- [DATA SUPPLIED]:
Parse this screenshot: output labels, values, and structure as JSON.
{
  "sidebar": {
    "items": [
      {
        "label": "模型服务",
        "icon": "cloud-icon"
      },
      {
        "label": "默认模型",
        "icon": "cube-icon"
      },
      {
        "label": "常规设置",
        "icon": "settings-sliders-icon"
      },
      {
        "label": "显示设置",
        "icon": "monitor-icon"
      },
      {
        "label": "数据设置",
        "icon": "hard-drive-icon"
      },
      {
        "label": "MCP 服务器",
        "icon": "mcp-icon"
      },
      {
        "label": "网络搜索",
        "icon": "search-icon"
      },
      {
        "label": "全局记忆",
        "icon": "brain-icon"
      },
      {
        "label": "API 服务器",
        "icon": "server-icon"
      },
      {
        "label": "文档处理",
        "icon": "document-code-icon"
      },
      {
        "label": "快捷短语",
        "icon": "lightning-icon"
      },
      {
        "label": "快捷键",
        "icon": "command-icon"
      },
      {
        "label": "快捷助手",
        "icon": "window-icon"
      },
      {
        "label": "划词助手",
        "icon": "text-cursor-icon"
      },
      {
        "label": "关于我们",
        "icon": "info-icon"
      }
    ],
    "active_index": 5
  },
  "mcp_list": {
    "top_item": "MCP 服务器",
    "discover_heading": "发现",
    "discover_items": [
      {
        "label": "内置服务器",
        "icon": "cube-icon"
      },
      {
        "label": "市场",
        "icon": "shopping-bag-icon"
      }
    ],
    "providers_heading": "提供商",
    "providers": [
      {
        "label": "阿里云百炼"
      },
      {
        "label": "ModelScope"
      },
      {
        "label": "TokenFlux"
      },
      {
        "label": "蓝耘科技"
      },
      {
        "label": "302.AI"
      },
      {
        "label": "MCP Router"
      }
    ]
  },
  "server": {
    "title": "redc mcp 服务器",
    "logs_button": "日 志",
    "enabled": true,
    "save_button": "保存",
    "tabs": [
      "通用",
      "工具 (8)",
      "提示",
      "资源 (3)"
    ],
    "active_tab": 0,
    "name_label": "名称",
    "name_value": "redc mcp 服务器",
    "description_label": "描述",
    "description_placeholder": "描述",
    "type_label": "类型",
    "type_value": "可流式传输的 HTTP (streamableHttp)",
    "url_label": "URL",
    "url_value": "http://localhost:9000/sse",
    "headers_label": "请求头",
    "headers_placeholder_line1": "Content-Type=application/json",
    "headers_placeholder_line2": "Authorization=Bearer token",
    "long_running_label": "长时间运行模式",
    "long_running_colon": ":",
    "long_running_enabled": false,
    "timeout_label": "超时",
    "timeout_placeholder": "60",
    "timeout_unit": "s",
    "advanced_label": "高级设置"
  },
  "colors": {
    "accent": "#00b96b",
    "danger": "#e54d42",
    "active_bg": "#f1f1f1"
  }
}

- [PROBLEM STATEMENT]:
Each line above must be printed exactly as it appears.

- [SOLUTION TO THE EXERCISE]:
Parse this screenshot: output labels, values, and structure as JSON.
{
  "sidebar": {
    "items": [
      {
        "label": "模型服务",
        "icon": "cloud-icon"
      },
      {
        "label": "默认模型",
        "icon": "cube-icon"
      },
      {
        "label": "常规设置",
        "icon": "settings-sliders-icon"
      },
      {
        "label": "显示设置",
        "icon": "monitor-icon"
      },
      {
        "label": "数据设置",
        "icon": "hard-drive-icon"
      },
      {
        "label": "MCP 服务器",
        "icon": "mcp-icon"
      },
      {
        "label": "网络搜索",
        "icon": "search-icon"
      },
      {
        "label": "全局记忆",
        "icon": "brain-icon"
      },
      {
        "label": "API 服务器",
        "icon": "server-icon"
      },
      {
        "label": "文档处理",
        "icon": "document-code-icon"
      },
      {
        "label": "快捷短语",
        "icon": "lightning-icon"
      },
      {
        "label": "快捷键",
        "icon": "command-icon"
      },
      {
        "label": "快捷助手",
        "icon": "window-icon"
      },
      {
        "label": "划词助手",
        "icon": "text-cursor-icon"
      },
      {
        "label": "关于我们",
        "icon": "info-icon"
      }
    ],
    "active_index": 5
  },
  "mcp_list": {
    "top_item": "MCP 服务器",
    "discover_heading": "发现",
    "discover_items": [
      {
        "label": "内置服务器",
        "icon": "cube-icon"
      },
      {
        "label": "市场",
        "icon": "shopping-bag-icon"
      }
    ],
    "providers_heading": "提供商",
    "providers": [
      {
        "label": "阿里云百炼"
      },
      {
        "label": "ModelScope"
      },
      {
        "label": "TokenFlux"
      },
      {
        "label": "蓝耘科技"
      },
      {
        "label": "302.AI"
      },
      {
        "label": "MCP Router"
      }
    ]
  },
  "server": {
    "title": "redc mcp 服务器",
    "logs_button": "日 志",
    "enabled": true,
    "save_button": "保存",
    "tabs": [
      "通用",
      "工具 (8)",
      "提示",
      "资源 (3)"
    ],
    "active_tab": 0,
    "name_label": "名称",
    "name_value": "redc mcp 服务器",
    "description_label": "描述",
    "description_placeholder": "描述",
    "type_label": "类型",
    "type_value": "可流式传输的 HTTP (streamableHttp)",
    "url_label": "URL",
    "url_value": "http://localhost:9000/sse",
    "headers_label": "请求头",
    "headers_placeholder_line1": "Content-Type=application/json",
    "headers_placeholder_line2": "Authorization=Bearer token",
    "long_running_label": "长时间运行模式",
    "long_running_colon": ":",
    "long_running_enabled": false,
    "timeout_label": "超时",
    "timeout_placeholder": "60",
    "timeout_unit": "s",
    "advanced_label": "高级设置"
  },
  "colors": {
    "accent": "#00b96b",
    "danger": "#e54d42",
    "active_bg": "#f1f1f1"
  }
}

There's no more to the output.